▸ **THE PROBLEM**: Retype all of the entries word for word.

▸ **RECORDS**:

[start]

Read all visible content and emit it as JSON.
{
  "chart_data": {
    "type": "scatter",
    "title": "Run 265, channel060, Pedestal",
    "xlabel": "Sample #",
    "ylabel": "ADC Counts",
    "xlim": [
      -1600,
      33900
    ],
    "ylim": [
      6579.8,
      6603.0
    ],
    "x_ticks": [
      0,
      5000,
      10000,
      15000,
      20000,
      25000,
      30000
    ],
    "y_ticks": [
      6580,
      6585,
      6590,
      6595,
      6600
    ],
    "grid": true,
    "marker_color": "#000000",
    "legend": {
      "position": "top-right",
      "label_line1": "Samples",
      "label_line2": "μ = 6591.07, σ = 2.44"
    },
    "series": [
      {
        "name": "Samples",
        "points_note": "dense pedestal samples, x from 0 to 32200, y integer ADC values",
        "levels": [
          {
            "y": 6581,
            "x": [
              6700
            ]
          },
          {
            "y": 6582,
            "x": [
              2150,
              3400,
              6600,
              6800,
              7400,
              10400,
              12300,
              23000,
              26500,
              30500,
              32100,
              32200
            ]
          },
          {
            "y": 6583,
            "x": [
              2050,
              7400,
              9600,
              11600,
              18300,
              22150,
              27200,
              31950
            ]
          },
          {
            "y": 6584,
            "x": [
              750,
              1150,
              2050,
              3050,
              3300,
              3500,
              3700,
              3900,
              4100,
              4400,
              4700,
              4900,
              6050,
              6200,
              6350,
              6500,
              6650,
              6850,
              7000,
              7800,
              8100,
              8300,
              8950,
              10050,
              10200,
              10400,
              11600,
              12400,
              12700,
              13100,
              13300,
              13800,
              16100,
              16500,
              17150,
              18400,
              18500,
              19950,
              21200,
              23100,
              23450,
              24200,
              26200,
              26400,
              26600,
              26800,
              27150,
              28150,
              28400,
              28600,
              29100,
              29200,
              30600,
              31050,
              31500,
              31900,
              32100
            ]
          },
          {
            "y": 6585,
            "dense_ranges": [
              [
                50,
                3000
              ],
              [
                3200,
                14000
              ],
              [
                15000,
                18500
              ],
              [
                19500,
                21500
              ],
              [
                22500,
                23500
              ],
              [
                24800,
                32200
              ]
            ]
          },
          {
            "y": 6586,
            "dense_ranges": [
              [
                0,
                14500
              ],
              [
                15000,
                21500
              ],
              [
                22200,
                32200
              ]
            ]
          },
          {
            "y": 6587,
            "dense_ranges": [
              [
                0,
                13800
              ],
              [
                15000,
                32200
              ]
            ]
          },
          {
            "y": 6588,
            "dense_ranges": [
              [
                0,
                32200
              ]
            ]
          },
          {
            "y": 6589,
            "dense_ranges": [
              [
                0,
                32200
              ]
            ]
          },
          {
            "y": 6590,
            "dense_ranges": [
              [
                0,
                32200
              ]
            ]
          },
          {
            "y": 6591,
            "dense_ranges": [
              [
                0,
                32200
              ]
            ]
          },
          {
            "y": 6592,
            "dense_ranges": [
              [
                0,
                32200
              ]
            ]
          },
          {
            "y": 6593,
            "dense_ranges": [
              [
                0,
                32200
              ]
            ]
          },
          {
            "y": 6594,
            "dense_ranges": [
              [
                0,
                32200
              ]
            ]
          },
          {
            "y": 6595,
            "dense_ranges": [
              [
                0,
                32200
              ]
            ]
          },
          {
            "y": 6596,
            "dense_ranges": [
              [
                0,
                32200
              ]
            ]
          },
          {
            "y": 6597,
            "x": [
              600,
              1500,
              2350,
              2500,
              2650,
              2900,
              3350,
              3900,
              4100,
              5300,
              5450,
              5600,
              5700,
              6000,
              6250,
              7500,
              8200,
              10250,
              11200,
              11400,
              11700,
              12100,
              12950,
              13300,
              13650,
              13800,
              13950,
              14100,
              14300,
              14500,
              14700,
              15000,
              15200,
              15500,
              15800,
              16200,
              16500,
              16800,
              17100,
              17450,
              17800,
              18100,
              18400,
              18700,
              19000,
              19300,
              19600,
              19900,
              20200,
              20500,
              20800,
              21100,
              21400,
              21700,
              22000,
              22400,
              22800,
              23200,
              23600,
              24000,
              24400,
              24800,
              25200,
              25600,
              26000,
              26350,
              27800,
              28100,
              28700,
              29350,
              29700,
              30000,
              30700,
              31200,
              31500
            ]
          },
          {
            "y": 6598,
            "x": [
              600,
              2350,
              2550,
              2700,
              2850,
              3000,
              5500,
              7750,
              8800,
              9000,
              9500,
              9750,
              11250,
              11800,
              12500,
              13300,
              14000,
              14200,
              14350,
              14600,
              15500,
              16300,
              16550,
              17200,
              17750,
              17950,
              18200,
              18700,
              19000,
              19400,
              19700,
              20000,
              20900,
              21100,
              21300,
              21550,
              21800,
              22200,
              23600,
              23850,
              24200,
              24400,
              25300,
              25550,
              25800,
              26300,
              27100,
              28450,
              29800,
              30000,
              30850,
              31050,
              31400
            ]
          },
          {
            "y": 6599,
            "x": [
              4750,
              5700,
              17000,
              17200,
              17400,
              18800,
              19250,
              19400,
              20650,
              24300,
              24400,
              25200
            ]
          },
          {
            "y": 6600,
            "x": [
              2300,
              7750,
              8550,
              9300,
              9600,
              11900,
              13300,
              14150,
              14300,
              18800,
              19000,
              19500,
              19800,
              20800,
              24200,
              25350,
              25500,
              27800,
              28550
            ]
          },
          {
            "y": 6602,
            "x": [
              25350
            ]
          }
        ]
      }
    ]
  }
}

[end]

▸ **WRITTEN ANSWER**:
Read all visible content and emit it as JSON.
{
  "chart_data": {
    "type": "scatter",
    "title": "Run 265, channel060, Pedestal",
    "xlabel": "Sample #",
    "ylabel": "ADC Counts",
    "xlim": [
      -1600,
      33900
    ],
    "ylim": [
      6579.8,
      6603.0
    ],
    "x_ticks": [
      0,
      5000,
      10000,
      15000,
      20000,
      25000,
      30000
    ],
    "y_ticks": [
      6580,
      6585,
      6590,
      6595,
      6600
    ],
    "grid": true,
    "marker_color": "#000000",
    "legend": {
      "position": "top-right",
      "label_line1": "Samples",
      "label_line2": "μ = 6591.07, σ = 2.44"
    },
    "series": [
      {
        "name": "Samples",
        "points_note": "dense pedestal samples, x from 0 to 32200, y integer ADC values",
        "levels": [
          {
            "y": 6581,
            "x": [
              6700
            ]
          },
          {
            "y": 6582,
            "x": [
              2150,
              3400,
              6600,
              6800,
              7400,
              10400,
              12300,
              23000,
              26500,
              30500,
              32100,
              32200
            ]
          },
          {
            "y": 6583,
            "x": [
              2050,
              7400,
              9600,
              11600,
              18300,
              22150,
              27200,
              31950
            ]
          },
          {
            "y": 6584,
            "x": [
              750,
              1150,
              2050,
              3050,
              3300,
              3500,
              3700,
              3900,
              4100,
              4400,
              4700,
              4900,
              6050,
              6200,
              6350,
              6500,
              6650,
              6850,
              7000,
              7800,
              8100,
              8300,
              8950,
              10050,
              10200,
              10400,
              11600,
              12400,
              12700,
              13100,
              13300,
              13800,
              16100,
              16500,
              17150,
              18400,
              18500,
              19950,
              21200,
              23100,
              23450,
              24200,
              26200,
              26400,
              26600,
              26800,
              27150,
              28150,
              28400,
              28600,
              29100,
              29200,
              30600,
              31050,
              31500,
              31900,
              32100
            ]
          },
          {
            "y": 6585,
            "dense_ranges": [
              [
                50,
                3000
              ],
              [
                3200,
                14000
              ],
              [
                15000,
                18500
              ],
              [
                19500,
                21500
              ],
              [
                22500,
                23500
              ],
              [
                24800,
                32200
              ]
            ]
          },
          {
            "y": 6586,
            "dense_ranges": [
              [
                0,
                14500
              ],
              [
                15000,
                21500
              ],
              [
                22200,
                32200
              ]
            ]
          },
          {
            "y": 6587,
            "dense_ranges": [
              [
                0,
                13800
              ],
              [
                15000,
                32200
              ]
            ]
          },
          {
            "y": 6588,
            "dense_ranges": [
              [
                0,
                32200
              ]
            ]
          },
          {
            "y": 6589,
            "dense_ranges": [
              [
                0,
                32200
              ]
            ]
          },
          {
            "y": 6590,
            "dense_ranges": [
              [
                0,
                32200
              ]
            ]
          },
          {
            "y": 6591,
            "dense_ranges": [
              [
                0,
                32200
              ]
            ]
          },
          {
            "y": 6592,
            "dense_ranges": [
              [
                0,
                32200
              ]
            ]
          },
          {
            "y": 6593,
            "dense_ranges": [
              [
                0,
                32200
              ]
            ]
          },
          {
            "y": 6594,
            "dense_ranges": [
              [
                0,
                32200
              ]
            ]
          },
          {
            "y": 6595,
            "dense_ranges": [
              [
                0,
                32200
              ]
            ]
          },
          {
            "y": 6596,
            "dense_ranges": [
              [
                0,
                32200
              ]
            ]
          },
          {
            "y": 6597,
            "x": [
              600,
              1500,
              2350,
              2500,
              2650,
              2900,
              3350,
              3900,
              4100,
              5300,
              5450,
              5600,
              5700,
              6000,
              6250,
              7500,
              8200,
              10250,
              11200,
              11400,
              11700,
              12100,
              12950,
              13300,
              13650,
              13800,
              13950,
              14100,
              14300,
              14500,
              14700,
              15000,
              15200,
              15500,
              15800,
              16200,
              16500,
              16800,
              17100,
              17450,
              17800,
              18100,
              18400,
              18700,
              19000,
              19300,
              19600,
              19900,
              20200,
              20500,
              20800,
              21100,
              21400,
              21700,
              22000,
              22400,
              22800,
              23200,
              23600,
              24000,
              24400,
              24800,
              25200,
              25600,
              26000,
              26350,
              27800,
              28100,
              28700,
              29350,
              29700,
              30000,
              30700,
              31200,
              31500
            ]
          },
          {
            "y": 6598,
            "x": [
              600,
              2350,
              2550,
              2700,
              2850,
              3000,
              5500,
              7750,
              8800,
              9000,
              9500,
              9750,
              11250,
              11800,
              12500,
              13300,
              14000,
              14200,
              14350,
              14600,
              15500,
              16300,
              16550,
              17200,
              17750,
              17950,
              18200,
              18700,
              19000,
              19400,
              19700,
              20000,
              20900,
              21100,
              21300,
              21550,
              21800,
              22200,
              23600,
              23850,
              24200,
              24400,
              25300,
              25550,
              25800,
              26300,
              27100,
              28450,
              29800,
              30000,
              30850,
              31050,
              31400
            ]
          },
          {
            "y": 6599,
            "x": [
              4750,
              5700,
              17000,
              17200,
              17400,
              18800,
              19250,
              19400,
              20650,
              24300,
              24400,
              25200
            ]
          },
          {
            "y": 6600,
            "x": [
              2300,
              7750,
              8550,
              9300,
              9600,
              11900,
              13300,
              14150,
              14300,
              18800,
              19000,
              19500,
              19800,
              20800,
              24200,
              25350,
              25500,
              27800,
              28550
            ]
          },
          {
            "y": 6602,
            "x": [
              25350
            ]
          }
        ]
      }
    ]
  }
}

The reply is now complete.